- **RECORDS FOR THE TASK**

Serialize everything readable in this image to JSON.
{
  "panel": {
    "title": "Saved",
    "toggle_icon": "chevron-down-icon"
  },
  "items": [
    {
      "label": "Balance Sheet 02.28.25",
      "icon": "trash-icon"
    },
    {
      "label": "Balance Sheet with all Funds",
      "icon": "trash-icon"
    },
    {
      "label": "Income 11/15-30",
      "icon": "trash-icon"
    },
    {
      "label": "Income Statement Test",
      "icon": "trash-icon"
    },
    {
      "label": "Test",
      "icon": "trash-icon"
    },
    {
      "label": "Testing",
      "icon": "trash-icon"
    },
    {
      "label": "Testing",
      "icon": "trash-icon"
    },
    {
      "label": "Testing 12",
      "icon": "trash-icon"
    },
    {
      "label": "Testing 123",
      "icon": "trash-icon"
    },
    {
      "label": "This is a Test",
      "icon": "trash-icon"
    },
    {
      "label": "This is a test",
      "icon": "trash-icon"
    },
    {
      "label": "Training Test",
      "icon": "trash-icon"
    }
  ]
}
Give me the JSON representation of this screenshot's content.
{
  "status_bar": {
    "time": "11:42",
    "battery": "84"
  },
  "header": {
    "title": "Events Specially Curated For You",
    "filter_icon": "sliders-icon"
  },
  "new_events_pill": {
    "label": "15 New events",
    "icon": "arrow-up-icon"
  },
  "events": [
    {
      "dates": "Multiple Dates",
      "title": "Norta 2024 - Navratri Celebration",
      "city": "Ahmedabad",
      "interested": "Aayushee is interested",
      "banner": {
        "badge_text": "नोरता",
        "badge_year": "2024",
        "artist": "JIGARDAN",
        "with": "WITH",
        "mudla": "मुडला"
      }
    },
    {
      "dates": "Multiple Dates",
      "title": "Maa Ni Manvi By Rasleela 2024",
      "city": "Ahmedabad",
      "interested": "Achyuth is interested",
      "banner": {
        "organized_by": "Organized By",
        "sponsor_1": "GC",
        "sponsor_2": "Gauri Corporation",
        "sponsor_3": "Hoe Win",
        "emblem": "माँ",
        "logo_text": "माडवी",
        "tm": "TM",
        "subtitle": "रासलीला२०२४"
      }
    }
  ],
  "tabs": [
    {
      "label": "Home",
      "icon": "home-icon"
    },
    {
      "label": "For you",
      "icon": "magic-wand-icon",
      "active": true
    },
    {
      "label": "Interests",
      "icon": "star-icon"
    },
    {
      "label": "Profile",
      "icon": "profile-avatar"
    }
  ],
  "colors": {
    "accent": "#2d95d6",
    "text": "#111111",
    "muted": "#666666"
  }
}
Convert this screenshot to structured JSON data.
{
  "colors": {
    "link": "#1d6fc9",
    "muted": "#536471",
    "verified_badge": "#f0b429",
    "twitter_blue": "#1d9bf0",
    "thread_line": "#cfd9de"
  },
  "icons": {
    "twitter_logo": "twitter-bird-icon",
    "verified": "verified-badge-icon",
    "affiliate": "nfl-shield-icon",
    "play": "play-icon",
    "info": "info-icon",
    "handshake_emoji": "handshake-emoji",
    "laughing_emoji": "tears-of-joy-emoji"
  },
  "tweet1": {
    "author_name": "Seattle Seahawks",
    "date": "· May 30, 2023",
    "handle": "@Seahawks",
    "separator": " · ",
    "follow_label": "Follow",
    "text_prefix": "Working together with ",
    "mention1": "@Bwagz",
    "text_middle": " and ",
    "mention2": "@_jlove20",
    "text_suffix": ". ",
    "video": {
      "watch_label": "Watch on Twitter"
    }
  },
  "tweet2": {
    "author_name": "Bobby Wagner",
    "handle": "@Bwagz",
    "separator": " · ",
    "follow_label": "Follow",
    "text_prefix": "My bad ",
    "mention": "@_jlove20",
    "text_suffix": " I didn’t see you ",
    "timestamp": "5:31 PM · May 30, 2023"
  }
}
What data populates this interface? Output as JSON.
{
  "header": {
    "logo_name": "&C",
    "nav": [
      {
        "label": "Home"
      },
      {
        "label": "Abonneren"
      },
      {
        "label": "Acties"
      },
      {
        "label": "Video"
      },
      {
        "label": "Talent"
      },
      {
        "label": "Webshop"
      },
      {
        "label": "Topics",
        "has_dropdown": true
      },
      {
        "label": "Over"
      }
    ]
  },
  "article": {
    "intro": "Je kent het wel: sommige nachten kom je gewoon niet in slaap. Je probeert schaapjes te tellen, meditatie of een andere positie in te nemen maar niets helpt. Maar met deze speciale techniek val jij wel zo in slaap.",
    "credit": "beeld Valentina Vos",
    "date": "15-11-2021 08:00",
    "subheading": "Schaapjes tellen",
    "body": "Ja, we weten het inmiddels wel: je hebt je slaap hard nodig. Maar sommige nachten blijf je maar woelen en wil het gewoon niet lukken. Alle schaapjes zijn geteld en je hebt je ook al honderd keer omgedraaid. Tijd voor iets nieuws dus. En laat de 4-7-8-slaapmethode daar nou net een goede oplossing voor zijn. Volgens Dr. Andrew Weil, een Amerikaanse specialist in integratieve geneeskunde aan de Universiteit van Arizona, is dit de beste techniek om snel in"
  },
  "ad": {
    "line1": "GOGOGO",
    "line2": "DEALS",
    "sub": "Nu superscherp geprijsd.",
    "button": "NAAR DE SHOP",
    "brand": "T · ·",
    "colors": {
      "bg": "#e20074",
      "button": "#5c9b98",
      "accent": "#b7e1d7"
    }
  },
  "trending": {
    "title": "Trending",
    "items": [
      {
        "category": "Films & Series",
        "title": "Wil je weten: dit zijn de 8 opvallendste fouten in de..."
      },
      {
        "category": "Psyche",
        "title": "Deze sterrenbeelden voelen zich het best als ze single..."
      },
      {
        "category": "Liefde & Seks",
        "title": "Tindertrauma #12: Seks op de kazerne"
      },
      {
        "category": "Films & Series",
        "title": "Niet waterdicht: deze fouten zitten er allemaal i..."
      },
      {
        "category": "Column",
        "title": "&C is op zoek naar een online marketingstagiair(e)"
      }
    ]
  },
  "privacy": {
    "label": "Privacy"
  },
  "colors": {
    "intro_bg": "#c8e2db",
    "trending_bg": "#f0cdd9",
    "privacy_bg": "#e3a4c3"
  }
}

- **TASK DESCRIPTION**
Looking at the records above, report how many lines contain the word "Seks". Answer with the number only.

- **FINAL RESULT**
2